- _Problem statement_
Could you write out the records below exactly as they appear?

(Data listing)
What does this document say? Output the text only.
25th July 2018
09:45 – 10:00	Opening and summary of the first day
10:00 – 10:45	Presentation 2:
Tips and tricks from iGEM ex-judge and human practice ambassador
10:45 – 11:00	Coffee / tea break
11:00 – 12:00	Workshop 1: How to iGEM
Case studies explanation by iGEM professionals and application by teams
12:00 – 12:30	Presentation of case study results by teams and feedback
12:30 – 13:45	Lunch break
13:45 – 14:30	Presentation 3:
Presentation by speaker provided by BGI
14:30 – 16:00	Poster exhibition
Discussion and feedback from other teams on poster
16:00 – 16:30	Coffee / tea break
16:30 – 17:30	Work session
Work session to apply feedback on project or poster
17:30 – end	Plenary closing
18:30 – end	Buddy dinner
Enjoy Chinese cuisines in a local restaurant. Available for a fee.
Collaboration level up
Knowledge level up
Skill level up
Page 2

- _Reply to the exercise_
What does this document say? Output the text only.
25th July 2018
09:45 – 10:00	Opening and summary of the first day
10:00 – 10:45	Presentation 2:
Tips and tricks from iGEM ex-judge and human practice ambassador
10:45 – 11:00	Coffee / tea break
11:00 – 12:00	Workshop 1: How to iGEM
Case studies explanation by iGEM professionals and application by teams
12:00 – 12:30	Presentation of case study results by teams and feedback
12:30 – 13:45	Lunch break
13:45 – 14:30	Presentation 3:
Presentation by speaker provided by BGI
14:30 – 16:00	Poster exhibition
Discussion and feedback from other teams on poster
16:00 – 16:30	Coffee / tea break
16:30 – 17:30	Work session
Work session to apply feedback on project or poster
17:30 – end	Plenary closing
18:30 – end	Buddy dinner
Enjoy Chinese cuisines in a local restaurant. Available for a fee.
Collaboration level up
Knowledge level up
Skill level up
Page 2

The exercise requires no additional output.